### The exercise
For each line of the data below that holds "this", copy the line.
►
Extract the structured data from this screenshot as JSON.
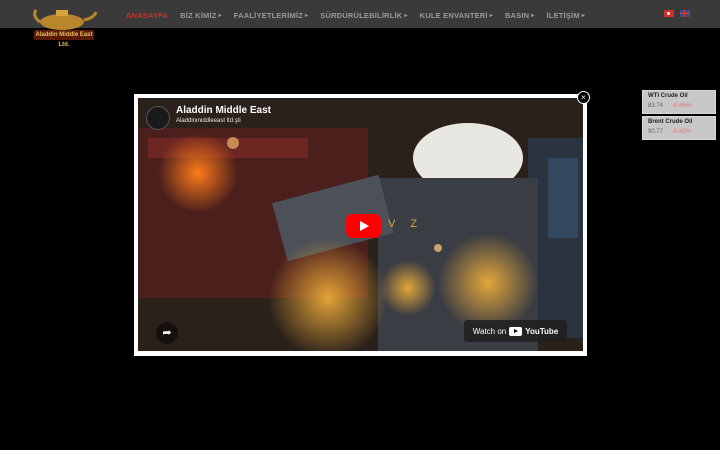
{
  "header": {
    "logo_text": "Aladdin Middle East Ltd.",
    "nav": [
      {
        "label": "ANASAYFA",
        "active": true,
        "has_caret": false
      },
      {
        "label": "BİZ KİMİZ",
        "active": false,
        "has_caret": true
      },
      {
        "label": "FAALİYETLERİMİZ",
        "active": false,
        "has_caret": true
      },
      {
        "label": "SÜRDÜRÜLEBİLİRLİK",
        "active": false,
        "has_caret": true
      },
      {
        "label": "KULE ENVANTERİ",
        "active": false,
        "has_caret": true
      },
      {
        "label": "BASIN",
        "active": false,
        "has_caret": true
      },
      {
        "label": "İLETİŞİM",
        "active": false,
        "has_caret": true
      }
    ],
    "flags": [
      "turkish-flag-icon",
      "english-flag-icon"
    ]
  },
  "ticker": [
    {
      "name": "WTI Crude Oil",
      "price": "83.74",
      "change": "-0.45%"
    },
    {
      "name": "Brent Crude Oil",
      "price": "90.77",
      "change": "-0.42%"
    }
  ],
  "video": {
    "title": "Aladdin Middle East",
    "channel": "Aladdinmiddleeast ltd.şti",
    "overlay_text": "V Z",
    "watch_on": "Watch on",
    "brand": "YouTube"
  },
  "colors": {
    "active_nav": "#c0392b",
    "youtube_red": "#ff0000",
    "change_negative": "#e57373"
  }
}
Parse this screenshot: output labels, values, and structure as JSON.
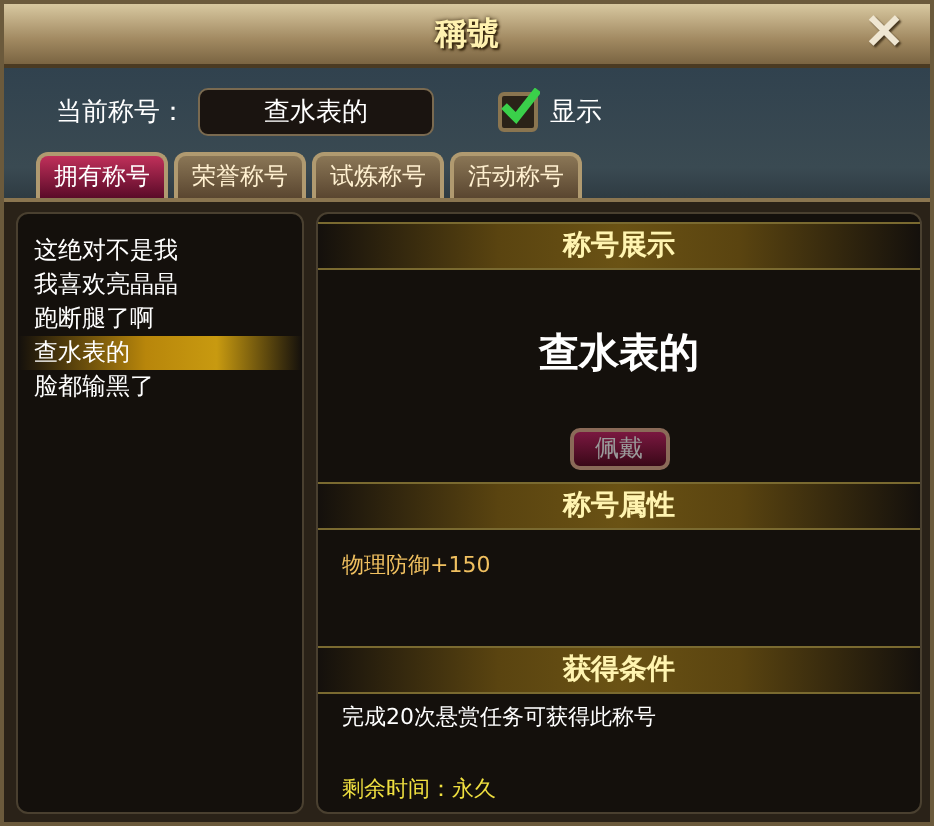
{
  "window": {
    "title": "稱號",
    "close": "✕"
  },
  "current": {
    "label": "当前称号：",
    "value": "查水表的",
    "show_label": "显示",
    "show_checked": true
  },
  "tabs": [
    {
      "label": "拥有称号",
      "selected": true
    },
    {
      "label": "荣誉称号",
      "selected": false
    },
    {
      "label": "试炼称号",
      "selected": false
    },
    {
      "label": "活动称号",
      "selected": false
    }
  ],
  "titles": [
    {
      "label": "这绝对不是我",
      "selected": false
    },
    {
      "label": "我喜欢亮晶晶",
      "selected": false
    },
    {
      "label": "跑断腿了啊",
      "selected": false
    },
    {
      "label": "查水表的",
      "selected": true
    },
    {
      "label": "脸都输黑了",
      "selected": false
    }
  ],
  "display": {
    "heading": "称号展示",
    "title": "查水表的",
    "button": "佩戴",
    "button_disabled": true
  },
  "attributes": {
    "heading": "称号属性",
    "text": "物理防御+150"
  },
  "conditions": {
    "heading": "获得条件",
    "text": "完成20次悬赏任务可获得此称号",
    "remaining": "剩余时间：永久"
  }
}
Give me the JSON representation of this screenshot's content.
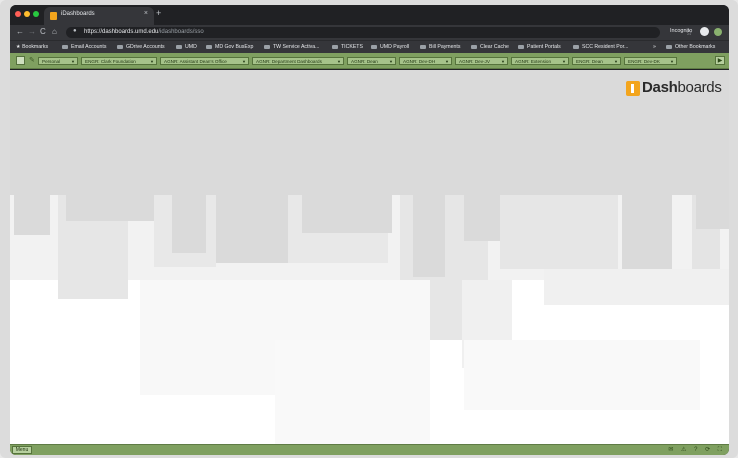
◄
### Result below
Extract the structured data from this screenshot as JSON.
Parse this screenshot: output labels, values, and structure as JSON.
Give me the JSON representation of this screenshot's content.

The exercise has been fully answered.